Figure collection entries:
>>

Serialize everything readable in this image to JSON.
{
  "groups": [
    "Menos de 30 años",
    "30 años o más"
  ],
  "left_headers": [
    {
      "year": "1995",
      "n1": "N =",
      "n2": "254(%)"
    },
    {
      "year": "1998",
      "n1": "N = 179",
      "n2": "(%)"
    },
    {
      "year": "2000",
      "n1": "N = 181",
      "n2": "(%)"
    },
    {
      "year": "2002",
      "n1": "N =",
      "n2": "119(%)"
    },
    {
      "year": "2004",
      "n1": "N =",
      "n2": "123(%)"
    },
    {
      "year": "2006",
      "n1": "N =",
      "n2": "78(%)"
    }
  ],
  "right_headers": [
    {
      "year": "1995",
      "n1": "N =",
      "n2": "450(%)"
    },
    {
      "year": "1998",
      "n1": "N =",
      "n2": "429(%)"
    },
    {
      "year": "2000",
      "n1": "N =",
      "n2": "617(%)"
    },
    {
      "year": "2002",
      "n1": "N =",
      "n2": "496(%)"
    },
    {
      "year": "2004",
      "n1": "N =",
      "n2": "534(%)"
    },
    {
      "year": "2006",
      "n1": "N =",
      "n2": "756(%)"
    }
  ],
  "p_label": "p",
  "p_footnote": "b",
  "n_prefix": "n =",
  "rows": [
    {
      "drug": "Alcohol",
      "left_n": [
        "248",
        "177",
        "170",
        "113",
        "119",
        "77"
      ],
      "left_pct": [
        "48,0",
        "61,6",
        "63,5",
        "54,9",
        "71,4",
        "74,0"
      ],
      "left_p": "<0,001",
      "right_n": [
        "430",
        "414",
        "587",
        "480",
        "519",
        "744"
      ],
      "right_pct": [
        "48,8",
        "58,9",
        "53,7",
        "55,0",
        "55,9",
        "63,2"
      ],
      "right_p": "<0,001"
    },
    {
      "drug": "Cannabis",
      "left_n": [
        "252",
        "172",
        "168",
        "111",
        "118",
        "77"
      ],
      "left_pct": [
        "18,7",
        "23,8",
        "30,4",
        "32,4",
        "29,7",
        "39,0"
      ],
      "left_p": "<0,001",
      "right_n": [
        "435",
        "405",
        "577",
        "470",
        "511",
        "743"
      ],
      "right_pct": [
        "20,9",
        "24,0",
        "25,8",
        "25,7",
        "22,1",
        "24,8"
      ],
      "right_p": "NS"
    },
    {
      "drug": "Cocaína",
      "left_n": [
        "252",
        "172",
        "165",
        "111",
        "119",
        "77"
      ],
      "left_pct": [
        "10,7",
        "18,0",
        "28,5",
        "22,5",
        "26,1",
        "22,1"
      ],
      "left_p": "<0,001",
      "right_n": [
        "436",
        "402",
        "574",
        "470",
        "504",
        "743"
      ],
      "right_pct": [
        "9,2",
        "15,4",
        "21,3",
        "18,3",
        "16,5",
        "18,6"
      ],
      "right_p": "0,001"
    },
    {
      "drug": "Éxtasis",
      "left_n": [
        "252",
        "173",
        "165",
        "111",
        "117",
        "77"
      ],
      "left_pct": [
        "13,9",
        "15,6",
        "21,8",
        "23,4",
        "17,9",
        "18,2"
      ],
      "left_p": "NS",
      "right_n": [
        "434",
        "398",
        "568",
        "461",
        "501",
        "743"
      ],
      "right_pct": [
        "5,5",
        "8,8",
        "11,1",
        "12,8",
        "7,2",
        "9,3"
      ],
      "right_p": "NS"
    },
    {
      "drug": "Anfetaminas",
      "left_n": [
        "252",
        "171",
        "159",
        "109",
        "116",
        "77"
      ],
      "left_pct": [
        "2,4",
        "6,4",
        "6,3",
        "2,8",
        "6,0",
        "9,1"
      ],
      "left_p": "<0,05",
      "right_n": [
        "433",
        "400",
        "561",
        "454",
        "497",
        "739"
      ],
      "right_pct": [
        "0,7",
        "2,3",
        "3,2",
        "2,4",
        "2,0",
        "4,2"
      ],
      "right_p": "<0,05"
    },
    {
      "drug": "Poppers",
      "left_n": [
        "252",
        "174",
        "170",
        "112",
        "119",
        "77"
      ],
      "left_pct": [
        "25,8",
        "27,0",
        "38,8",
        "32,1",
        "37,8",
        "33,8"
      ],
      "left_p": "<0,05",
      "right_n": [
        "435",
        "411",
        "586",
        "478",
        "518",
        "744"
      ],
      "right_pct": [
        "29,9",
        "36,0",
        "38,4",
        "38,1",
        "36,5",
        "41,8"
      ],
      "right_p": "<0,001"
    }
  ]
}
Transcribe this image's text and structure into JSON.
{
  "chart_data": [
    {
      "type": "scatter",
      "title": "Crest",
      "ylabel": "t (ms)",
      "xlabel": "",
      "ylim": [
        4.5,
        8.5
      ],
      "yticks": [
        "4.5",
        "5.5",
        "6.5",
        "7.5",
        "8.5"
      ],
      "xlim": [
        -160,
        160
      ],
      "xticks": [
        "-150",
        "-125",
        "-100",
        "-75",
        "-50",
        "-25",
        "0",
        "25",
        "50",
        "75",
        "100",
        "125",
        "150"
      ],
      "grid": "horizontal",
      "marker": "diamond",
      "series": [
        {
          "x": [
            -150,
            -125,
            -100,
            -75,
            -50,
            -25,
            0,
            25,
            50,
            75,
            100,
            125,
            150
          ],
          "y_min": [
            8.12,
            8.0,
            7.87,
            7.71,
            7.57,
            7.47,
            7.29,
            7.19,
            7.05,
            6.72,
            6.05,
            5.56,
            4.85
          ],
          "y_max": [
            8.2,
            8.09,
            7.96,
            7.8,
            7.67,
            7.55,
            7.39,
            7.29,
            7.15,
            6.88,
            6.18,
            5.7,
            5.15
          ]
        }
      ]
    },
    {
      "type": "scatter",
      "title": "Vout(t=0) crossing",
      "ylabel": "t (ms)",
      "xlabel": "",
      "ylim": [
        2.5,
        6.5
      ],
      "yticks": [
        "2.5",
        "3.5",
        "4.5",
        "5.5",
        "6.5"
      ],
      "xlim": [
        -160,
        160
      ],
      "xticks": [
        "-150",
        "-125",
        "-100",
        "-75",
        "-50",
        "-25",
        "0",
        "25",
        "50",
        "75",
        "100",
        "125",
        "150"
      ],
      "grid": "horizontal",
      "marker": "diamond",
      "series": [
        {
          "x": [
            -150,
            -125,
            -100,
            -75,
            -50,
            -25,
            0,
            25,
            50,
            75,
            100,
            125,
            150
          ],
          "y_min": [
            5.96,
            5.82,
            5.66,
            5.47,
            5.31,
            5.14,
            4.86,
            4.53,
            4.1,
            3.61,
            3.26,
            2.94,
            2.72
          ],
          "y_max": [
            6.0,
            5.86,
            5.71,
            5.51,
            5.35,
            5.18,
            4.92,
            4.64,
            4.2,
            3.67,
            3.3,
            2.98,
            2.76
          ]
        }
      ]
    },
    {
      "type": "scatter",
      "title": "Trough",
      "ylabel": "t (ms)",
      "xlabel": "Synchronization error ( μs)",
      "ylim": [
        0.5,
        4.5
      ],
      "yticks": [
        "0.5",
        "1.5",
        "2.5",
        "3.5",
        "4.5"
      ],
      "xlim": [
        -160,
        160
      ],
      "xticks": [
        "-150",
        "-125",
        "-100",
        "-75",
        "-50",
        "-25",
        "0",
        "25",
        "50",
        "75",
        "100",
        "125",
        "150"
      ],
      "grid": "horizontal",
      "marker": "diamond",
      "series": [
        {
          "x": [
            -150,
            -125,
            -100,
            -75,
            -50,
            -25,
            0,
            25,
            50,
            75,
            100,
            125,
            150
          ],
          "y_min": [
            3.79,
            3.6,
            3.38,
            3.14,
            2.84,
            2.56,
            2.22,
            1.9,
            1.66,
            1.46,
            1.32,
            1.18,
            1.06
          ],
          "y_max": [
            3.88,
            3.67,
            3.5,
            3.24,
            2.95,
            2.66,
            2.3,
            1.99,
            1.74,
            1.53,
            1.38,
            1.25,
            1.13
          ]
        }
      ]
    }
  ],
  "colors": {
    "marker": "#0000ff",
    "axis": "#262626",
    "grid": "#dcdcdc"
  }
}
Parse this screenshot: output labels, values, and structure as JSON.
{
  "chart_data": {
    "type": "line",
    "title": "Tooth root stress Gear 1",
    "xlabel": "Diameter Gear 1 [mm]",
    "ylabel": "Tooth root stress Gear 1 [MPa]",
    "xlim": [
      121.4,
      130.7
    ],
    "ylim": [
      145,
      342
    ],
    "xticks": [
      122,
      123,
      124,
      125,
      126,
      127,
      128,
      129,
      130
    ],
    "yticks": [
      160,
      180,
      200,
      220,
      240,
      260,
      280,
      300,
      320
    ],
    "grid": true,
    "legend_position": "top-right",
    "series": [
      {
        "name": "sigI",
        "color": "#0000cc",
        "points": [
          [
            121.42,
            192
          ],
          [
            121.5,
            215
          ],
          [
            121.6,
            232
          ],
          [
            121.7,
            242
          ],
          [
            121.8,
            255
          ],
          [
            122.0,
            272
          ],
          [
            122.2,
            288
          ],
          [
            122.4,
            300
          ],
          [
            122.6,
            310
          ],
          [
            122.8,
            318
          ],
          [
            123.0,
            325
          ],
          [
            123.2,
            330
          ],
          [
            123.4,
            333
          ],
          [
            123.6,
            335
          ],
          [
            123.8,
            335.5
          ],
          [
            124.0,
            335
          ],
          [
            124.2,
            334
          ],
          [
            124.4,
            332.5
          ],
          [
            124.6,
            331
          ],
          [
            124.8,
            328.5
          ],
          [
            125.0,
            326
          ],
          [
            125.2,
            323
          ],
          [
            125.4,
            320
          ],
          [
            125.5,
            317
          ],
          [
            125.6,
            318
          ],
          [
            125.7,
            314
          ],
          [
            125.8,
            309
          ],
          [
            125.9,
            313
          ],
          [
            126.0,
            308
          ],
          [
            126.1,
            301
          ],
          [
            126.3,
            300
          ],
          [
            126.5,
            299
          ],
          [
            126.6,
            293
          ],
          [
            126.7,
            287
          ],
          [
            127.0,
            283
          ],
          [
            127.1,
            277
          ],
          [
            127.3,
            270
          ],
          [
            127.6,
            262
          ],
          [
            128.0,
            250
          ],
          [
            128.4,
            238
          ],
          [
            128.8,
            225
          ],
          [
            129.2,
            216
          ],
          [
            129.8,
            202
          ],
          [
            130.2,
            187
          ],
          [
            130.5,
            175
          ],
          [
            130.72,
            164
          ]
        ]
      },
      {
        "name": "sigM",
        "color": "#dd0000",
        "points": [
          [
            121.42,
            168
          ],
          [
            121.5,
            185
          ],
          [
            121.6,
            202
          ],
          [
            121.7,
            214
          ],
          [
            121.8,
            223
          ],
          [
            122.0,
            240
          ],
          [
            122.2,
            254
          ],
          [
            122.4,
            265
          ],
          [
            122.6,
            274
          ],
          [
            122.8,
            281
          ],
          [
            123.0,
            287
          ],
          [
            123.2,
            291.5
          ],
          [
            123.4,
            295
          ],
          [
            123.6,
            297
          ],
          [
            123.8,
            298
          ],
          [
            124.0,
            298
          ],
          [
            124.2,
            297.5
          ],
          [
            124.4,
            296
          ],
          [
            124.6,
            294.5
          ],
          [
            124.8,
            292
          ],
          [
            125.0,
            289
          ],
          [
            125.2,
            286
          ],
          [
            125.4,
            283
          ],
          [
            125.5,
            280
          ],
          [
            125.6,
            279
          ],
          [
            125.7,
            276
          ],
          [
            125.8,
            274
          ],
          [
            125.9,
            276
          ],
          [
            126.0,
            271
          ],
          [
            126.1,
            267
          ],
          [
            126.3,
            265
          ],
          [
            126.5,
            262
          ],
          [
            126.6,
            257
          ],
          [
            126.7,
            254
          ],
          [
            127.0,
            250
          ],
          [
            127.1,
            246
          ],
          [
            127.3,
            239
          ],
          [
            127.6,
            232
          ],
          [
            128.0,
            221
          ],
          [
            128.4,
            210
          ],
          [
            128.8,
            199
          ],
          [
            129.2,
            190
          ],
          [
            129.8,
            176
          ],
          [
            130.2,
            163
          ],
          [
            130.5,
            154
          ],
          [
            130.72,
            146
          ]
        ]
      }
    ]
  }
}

<<

INSTRUCTION:
Collect every line above that contains the word "image".

TASK RESULT:
Serialize everything readable in this image to JSON.
Transcribe this image's text and structure into JSON.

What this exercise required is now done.